• STATED PROBLEM: Print all of the data exactly.

• EXTRACTED ENTRIES:
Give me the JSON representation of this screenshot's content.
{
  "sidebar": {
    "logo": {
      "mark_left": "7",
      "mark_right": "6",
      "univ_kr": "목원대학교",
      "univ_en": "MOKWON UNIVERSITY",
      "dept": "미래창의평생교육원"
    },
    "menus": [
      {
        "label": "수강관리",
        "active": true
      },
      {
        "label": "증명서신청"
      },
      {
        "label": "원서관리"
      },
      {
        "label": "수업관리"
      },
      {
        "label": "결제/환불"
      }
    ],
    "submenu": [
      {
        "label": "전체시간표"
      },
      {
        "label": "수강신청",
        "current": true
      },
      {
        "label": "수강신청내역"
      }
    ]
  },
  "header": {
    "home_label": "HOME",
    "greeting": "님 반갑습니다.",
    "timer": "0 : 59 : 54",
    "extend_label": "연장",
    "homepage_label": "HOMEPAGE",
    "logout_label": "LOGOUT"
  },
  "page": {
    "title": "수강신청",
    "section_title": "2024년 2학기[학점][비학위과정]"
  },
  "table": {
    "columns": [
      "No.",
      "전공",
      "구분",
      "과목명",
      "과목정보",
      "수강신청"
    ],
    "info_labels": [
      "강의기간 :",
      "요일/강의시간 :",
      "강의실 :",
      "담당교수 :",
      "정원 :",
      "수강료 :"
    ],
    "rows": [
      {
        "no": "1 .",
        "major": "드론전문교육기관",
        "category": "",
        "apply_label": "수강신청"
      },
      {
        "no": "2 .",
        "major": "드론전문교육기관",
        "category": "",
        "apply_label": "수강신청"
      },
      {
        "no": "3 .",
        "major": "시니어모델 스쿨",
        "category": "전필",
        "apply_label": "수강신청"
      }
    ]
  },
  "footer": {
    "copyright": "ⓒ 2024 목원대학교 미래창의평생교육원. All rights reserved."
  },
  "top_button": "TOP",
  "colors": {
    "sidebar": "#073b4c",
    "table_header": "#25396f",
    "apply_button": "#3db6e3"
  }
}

• THE ANSWER:
Give me the JSON representation of this screenshot's content.
{
  "sidebar": {
    "logo": {
      "mark_left": "7",
      "mark_right": "6",
      "univ_kr": "목원대학교",
      "univ_en": "MOKWON UNIVERSITY",
      "dept": "미래창의평생교육원"
    },
    "menus": [
      {
        "label": "수강관리",
        "active": true
      },
      {
        "label": "증명서신청"
      },
      {
        "label": "원서관리"
      },
      {
        "label": "수업관리"
      },
      {
        "label": "결제/환불"
      }
    ],
    "submenu": [
      {
        "label": "전체시간표"
      },
      {
        "label": "수강신청",
        "current": true
      },
      {
        "label": "수강신청내역"
      }
    ]
  },
  "header": {
    "home_label": "HOME",
    "greeting": "님 반갑습니다.",
    "timer": "0 : 59 : 54",
    "extend_label": "연장",
    "homepage_label": "HOMEPAGE",
    "logout_label": "LOGOUT"
  },
  "page": {
    "title": "수강신청",
    "section_title": "2024년 2학기[학점][비학위과정]"
  },
  "table": {
    "columns": [
      "No.",
      "전공",
      "구분",
      "과목명",
      "과목정보",
      "수강신청"
    ],
    "info_labels": [
      "강의기간 :",
      "요일/강의시간 :",
      "강의실 :",
      "담당교수 :",
      "정원 :",
      "수강료 :"
    ],
    "rows": [
      {
        "no": "1 .",
        "major": "드론전문교육기관",
        "category": "",
        "apply_label": "수강신청"
      },
      {
        "no": "2 .",
        "major": "드론전문교육기관",
        "category": "",
        "apply_label": "수강신청"
      },
      {
        "no": "3 .",
        "major": "시니어모델 스쿨",
        "category": "전필",
        "apply_label": "수강신청"
      }
    ]
  },
  "footer": {
    "copyright": "ⓒ 2024 목원대학교 미래창의평생교육원. All rights reserved."
  },
  "top_button": "TOP",
  "colors": {
    "sidebar": "#073b4c",
    "table_header": "#25396f",
    "apply_button": "#3db6e3"
  }
}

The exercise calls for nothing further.